Written exercise:
Extract the listing in its entirety, keeping each line identical to the original.

— Begin Records for processing —

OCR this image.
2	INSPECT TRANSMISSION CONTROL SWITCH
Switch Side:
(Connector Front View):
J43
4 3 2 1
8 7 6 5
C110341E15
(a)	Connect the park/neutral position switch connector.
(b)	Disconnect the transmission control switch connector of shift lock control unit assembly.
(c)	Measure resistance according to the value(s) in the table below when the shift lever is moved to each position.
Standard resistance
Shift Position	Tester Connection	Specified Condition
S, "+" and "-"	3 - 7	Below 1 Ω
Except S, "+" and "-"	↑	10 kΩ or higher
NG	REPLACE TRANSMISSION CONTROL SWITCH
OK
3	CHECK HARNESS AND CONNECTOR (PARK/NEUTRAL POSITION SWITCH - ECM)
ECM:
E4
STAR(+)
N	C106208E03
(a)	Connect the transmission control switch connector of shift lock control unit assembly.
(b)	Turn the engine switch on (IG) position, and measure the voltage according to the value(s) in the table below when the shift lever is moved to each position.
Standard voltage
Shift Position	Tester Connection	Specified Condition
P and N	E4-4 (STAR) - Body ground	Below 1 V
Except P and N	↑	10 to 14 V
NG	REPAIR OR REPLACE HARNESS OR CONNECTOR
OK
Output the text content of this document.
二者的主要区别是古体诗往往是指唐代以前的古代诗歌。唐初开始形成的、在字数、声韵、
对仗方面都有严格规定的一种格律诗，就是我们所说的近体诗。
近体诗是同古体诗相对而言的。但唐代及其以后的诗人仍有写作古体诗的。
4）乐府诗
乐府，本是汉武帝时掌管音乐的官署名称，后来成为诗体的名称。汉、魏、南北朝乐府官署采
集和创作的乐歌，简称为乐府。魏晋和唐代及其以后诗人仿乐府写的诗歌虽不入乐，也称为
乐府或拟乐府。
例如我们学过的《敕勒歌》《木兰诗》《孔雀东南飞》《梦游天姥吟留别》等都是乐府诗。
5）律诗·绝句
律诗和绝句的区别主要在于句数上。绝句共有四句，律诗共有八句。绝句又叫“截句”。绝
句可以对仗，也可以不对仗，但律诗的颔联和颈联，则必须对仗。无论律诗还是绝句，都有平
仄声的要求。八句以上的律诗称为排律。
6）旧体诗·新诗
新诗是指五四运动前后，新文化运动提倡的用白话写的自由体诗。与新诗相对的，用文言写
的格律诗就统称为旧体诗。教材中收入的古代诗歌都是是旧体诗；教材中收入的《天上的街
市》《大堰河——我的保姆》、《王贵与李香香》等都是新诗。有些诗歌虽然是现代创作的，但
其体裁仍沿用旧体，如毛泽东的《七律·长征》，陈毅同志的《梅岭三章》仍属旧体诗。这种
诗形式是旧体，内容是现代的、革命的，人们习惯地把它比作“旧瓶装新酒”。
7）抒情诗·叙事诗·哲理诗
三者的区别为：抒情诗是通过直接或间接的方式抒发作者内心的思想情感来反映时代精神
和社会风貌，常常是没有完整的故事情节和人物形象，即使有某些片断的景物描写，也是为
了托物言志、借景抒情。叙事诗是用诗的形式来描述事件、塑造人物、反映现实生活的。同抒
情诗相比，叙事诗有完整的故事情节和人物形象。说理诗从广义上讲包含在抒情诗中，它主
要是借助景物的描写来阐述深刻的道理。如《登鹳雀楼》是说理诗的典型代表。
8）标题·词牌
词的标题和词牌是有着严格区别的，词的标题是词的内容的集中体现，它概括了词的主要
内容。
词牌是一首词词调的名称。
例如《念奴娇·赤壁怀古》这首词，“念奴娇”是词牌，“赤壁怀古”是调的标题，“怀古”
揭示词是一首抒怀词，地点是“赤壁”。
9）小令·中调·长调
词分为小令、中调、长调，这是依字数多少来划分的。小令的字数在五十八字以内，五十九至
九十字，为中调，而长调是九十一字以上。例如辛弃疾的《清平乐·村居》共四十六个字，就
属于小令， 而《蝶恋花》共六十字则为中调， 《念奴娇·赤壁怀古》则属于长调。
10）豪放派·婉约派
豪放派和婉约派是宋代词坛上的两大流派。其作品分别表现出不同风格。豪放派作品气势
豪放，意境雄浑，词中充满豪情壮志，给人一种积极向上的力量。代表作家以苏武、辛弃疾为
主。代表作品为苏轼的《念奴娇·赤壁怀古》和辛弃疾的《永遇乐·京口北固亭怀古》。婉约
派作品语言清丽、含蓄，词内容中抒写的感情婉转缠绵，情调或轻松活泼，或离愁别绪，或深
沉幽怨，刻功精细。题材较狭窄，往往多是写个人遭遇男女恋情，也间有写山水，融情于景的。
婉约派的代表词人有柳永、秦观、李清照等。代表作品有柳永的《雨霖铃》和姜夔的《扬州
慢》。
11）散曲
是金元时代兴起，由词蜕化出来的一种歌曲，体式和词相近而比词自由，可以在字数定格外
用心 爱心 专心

— End Records for processing —

Output for this task:
OCR this image.
2	INSPECT TRANSMISSION CONTROL SWITCH
Switch Side:
(Connector Front View):
J43
4 3 2 1
8 7 6 5
C110341E15
(a)	Connect the park/neutral position switch connector.
(b)	Disconnect the transmission control switch connector of shift lock control unit assembly.
(c)	Measure resistance according to the value(s) in the table below when the shift lever is moved to each position.
Standard resistance
Shift Position	Tester Connection	Specified Condition
S, "+" and "-"	3 - 7	Below 1 Ω
Except S, "+" and "-"	↑	10 kΩ or higher
NG	REPLACE TRANSMISSION CONTROL SWITCH
OK
3	CHECK HARNESS AND CONNECTOR (PARK/NEUTRAL POSITION SWITCH - ECM)
ECM:
E4
STAR(+)
N	C106208E03
(a)	Connect the transmission control switch connector of shift lock control unit assembly.
(b)	Turn the engine switch on (IG) position, and measure the voltage according to the value(s) in the table below when the shift lever is moved to each position.
Standard voltage
Shift Position	Tester Connection	Specified Condition
P and N	E4-4 (STAR) - Body ground	Below 1 V
Except P and N	↑	10 to 14 V
NG	REPAIR OR REPLACE HARNESS OR CONNECTOR
OK
Output the text content of this document.
二者的主要区别是古体诗往往是指唐代以前的古代诗歌。唐初开始形成的、在字数、声韵、
对仗方面都有严格规定的一种格律诗，就是我们所说的近体诗。
近体诗是同古体诗相对而言的。但唐代及其以后的诗人仍有写作古体诗的。
4）乐府诗
乐府，本是汉武帝时掌管音乐的官署名称，后来成为诗体的名称。汉、魏、南北朝乐府官署采
集和创作的乐歌，简称为乐府。魏晋和唐代及其以后诗人仿乐府写的诗歌虽不入乐，也称为
乐府或拟乐府。
例如我们学过的《敕勒歌》《木兰诗》《孔雀东南飞》《梦游天姥吟留别》等都是乐府诗。
5）律诗·绝句
律诗和绝句的区别主要在于句数上。绝句共有四句，律诗共有八句。绝句又叫“截句”。绝
句可以对仗，也可以不对仗，但律诗的颔联和颈联，则必须对仗。无论律诗还是绝句，都有平
仄声的要求。八句以上的律诗称为排律。
6）旧体诗·新诗
新诗是指五四运动前后，新文化运动提倡的用白话写的自由体诗。与新诗相对的，用文言写
的格律诗就统称为旧体诗。教材中收入的古代诗歌都是是旧体诗；教材中收入的《天上的街
市》《大堰河——我的保姆》、《王贵与李香香》等都是新诗。有些诗歌虽然是现代创作的，但
其体裁仍沿用旧体，如毛泽东的《七律·长征》，陈毅同志的《梅岭三章》仍属旧体诗。这种
诗形式是旧体，内容是现代的、革命的，人们习惯地把它比作“旧瓶装新酒”。
7）抒情诗·叙事诗·哲理诗
三者的区别为：抒情诗是通过直接或间接的方式抒发作者内心的思想情感来反映时代精神
和社会风貌，常常是没有完整的故事情节和人物形象，即使有某些片断的景物描写，也是为
了托物言志、借景抒情。叙事诗是用诗的形式来描述事件、塑造人物、反映现实生活的。同抒
情诗相比，叙事诗有完整的故事情节和人物形象。说理诗从广义上讲包含在抒情诗中，它主
要是借助景物的描写来阐述深刻的道理。如《登鹳雀楼》是说理诗的典型代表。
8）标题·词牌
词的标题和词牌是有着严格区别的，词的标题是词的内容的集中体现，它概括了词的主要
内容。
词牌是一首词词调的名称。
例如《念奴娇·赤壁怀古》这首词，“念奴娇”是词牌，“赤壁怀古”是调的标题，“怀古”
揭示词是一首抒怀词，地点是“赤壁”。
9）小令·中调·长调
词分为小令、中调、长调，这是依字数多少来划分的。小令的字数在五十八字以内，五十九至
九十字，为中调，而长调是九十一字以上。例如辛弃疾的《清平乐·村居》共四十六个字，就
属于小令， 而《蝶恋花》共六十字则为中调， 《念奴娇·赤壁怀古》则属于长调。
10）豪放派·婉约派
豪放派和婉约派是宋代词坛上的两大流派。其作品分别表现出不同风格。豪放派作品气势
豪放，意境雄浑，词中充满豪情壮志，给人一种积极向上的力量。代表作家以苏武、辛弃疾为
主。代表作品为苏轼的《念奴娇·赤壁怀古》和辛弃疾的《永遇乐·京口北固亭怀古》。婉约
派作品语言清丽、含蓄，词内容中抒写的感情婉转缠绵，情调或轻松活泼，或离愁别绪，或深
沉幽怨，刻功精细。题材较狭窄，往往多是写个人遭遇男女恋情，也间有写山水，融情于景的。
婉约派的代表词人有柳永、秦观、李清照等。代表作品有柳永的《雨霖铃》和姜夔的《扬州
慢》。
11）散曲
是金元时代兴起，由词蜕化出来的一种歌曲，体式和词相近而比词自由，可以在字数定格外
用心 爱心 专心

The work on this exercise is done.